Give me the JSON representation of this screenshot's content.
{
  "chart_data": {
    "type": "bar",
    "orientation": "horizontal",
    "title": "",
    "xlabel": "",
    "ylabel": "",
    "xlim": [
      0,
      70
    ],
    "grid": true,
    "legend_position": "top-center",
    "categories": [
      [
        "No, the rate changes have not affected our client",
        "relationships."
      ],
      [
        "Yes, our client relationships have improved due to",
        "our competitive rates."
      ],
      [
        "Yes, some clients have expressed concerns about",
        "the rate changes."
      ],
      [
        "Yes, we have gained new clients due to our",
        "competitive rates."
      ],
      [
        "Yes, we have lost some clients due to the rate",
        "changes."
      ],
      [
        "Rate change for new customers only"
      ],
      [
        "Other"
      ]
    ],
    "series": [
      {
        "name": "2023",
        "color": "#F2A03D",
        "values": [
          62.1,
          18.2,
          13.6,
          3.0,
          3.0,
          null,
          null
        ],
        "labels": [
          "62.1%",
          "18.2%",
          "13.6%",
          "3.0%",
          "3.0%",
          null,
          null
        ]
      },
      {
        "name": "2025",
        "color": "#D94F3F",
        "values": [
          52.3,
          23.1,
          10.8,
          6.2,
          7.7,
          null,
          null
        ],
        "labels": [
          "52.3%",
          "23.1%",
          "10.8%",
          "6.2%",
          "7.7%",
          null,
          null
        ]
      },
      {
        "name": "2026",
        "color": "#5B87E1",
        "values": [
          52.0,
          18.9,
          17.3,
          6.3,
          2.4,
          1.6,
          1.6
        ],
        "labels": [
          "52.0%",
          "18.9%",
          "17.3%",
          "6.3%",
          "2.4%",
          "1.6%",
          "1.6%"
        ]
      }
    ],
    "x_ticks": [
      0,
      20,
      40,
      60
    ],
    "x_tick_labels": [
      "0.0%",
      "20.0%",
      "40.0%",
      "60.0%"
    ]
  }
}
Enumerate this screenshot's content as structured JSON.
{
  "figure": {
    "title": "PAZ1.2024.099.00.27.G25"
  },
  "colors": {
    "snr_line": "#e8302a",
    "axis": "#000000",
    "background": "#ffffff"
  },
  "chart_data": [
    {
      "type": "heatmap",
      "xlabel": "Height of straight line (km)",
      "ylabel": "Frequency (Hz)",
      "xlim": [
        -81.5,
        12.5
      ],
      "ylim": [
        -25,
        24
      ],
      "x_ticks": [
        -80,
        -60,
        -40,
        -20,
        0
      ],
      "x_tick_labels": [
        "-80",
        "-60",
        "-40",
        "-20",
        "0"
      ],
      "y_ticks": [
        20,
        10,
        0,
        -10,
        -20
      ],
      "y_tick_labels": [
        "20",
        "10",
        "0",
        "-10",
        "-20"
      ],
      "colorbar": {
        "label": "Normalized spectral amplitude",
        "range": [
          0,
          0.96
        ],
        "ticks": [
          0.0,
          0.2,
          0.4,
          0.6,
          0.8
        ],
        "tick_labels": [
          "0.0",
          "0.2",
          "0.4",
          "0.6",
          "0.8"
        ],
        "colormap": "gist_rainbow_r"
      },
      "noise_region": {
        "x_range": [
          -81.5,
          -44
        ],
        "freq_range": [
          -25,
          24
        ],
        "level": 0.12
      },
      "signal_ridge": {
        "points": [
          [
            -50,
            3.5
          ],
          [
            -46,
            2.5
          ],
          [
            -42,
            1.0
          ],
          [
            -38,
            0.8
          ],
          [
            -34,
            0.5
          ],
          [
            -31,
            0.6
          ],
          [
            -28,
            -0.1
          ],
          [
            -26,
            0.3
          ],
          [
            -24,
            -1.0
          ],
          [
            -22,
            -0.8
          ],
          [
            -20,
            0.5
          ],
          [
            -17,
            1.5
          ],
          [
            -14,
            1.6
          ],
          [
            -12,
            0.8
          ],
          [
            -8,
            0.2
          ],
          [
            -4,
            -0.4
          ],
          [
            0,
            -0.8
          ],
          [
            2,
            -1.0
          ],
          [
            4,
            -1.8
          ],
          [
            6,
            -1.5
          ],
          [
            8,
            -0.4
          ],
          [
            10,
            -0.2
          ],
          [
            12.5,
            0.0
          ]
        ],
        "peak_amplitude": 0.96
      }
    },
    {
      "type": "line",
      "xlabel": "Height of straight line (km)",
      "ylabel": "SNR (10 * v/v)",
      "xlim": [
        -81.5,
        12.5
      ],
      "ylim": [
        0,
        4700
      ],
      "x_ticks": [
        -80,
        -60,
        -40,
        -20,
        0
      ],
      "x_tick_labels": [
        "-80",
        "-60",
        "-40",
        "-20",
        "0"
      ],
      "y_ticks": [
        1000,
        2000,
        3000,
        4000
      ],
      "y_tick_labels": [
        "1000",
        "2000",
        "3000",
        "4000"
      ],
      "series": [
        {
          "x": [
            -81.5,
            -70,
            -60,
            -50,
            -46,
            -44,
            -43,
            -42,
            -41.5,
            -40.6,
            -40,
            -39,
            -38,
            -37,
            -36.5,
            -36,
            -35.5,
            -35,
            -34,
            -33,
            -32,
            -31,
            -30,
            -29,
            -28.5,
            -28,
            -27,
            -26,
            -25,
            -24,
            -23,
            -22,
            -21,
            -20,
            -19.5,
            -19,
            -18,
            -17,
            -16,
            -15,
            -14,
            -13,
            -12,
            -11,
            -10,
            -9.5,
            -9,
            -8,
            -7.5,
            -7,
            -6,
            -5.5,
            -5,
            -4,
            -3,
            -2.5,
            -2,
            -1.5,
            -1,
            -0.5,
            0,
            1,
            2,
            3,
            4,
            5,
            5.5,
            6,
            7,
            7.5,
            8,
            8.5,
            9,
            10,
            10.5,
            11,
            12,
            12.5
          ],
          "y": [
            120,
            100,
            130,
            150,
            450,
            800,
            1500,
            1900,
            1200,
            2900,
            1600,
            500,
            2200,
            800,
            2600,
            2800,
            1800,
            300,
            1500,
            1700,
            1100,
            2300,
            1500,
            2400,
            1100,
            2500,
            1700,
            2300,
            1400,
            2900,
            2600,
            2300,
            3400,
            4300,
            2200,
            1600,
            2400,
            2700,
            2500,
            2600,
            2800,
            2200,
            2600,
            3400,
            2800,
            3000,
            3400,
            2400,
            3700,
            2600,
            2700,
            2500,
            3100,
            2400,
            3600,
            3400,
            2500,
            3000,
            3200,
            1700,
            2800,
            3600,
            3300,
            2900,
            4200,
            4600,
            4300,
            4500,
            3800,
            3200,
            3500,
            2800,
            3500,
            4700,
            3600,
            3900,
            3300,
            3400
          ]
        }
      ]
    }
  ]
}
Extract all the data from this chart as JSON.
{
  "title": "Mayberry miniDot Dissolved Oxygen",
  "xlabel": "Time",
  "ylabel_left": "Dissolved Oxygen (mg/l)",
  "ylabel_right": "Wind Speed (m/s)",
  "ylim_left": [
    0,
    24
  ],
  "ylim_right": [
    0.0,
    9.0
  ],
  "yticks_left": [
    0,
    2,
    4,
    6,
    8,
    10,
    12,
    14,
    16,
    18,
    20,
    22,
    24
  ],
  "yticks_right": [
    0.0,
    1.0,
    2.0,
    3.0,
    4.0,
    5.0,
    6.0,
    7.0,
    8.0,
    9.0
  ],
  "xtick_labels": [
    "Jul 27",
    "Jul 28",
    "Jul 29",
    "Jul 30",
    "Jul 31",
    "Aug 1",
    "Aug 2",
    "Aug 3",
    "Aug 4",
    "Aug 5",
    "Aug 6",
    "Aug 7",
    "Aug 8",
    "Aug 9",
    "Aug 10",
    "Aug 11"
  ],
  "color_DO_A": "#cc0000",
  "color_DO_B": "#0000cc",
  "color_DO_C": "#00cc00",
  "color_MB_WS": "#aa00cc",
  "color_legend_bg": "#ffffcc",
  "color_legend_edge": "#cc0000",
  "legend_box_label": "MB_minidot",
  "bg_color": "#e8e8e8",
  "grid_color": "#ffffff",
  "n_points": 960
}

What you should do:
Copy out exactly the lines between the line with "Extract all the data from this chart as JSON." and the last line of the entries, counting both of those lines.

Solved exercise:
Extract all the data from this chart as JSON.
{
  "title": "Mayberry miniDot Dissolved Oxygen",
  "xlabel": "Time",
  "ylabel_left": "Dissolved Oxygen (mg/l)",
  "ylabel_right": "Wind Speed (m/s)",
  "ylim_left": [
    0,
    24
  ],
  "ylim_right": [
    0.0,
    9.0
  ],
  "yticks_left": [
    0,
    2,
    4,
    6,
    8,
    10,
    12,
    14,
    16,
    18,
    20,
    22,
    24
  ],
  "yticks_right": [
    0.0,
    1.0,
    2.0,
    3.0,
    4.0,
    5.0,
    6.0,
    7.0,
    8.0,
    9.0
  ],
  "xtick_labels": [
    "Jul 27",
    "Jul 28",
    "Jul 29",
    "Jul 30",
    "Jul 31",
    "Aug 1",
    "Aug 2",
    "Aug 3",
    "Aug 4",
    "Aug 5",
    "Aug 6",
    "Aug 7",
    "Aug 8",
    "Aug 9",
    "Aug 10",
    "Aug 11"
  ],
  "color_DO_A": "#cc0000",
  "color_DO_B": "#0000cc",
  "color_DO_C": "#00cc00",
  "color_MB_WS": "#aa00cc",
  "color_legend_bg": "#ffffcc",
  "color_legend_edge": "#cc0000",
  "legend_box_label": "MB_minidot",
  "bg_color": "#e8e8e8",
  "grid_color": "#ffffff",
  "n_points": 960
}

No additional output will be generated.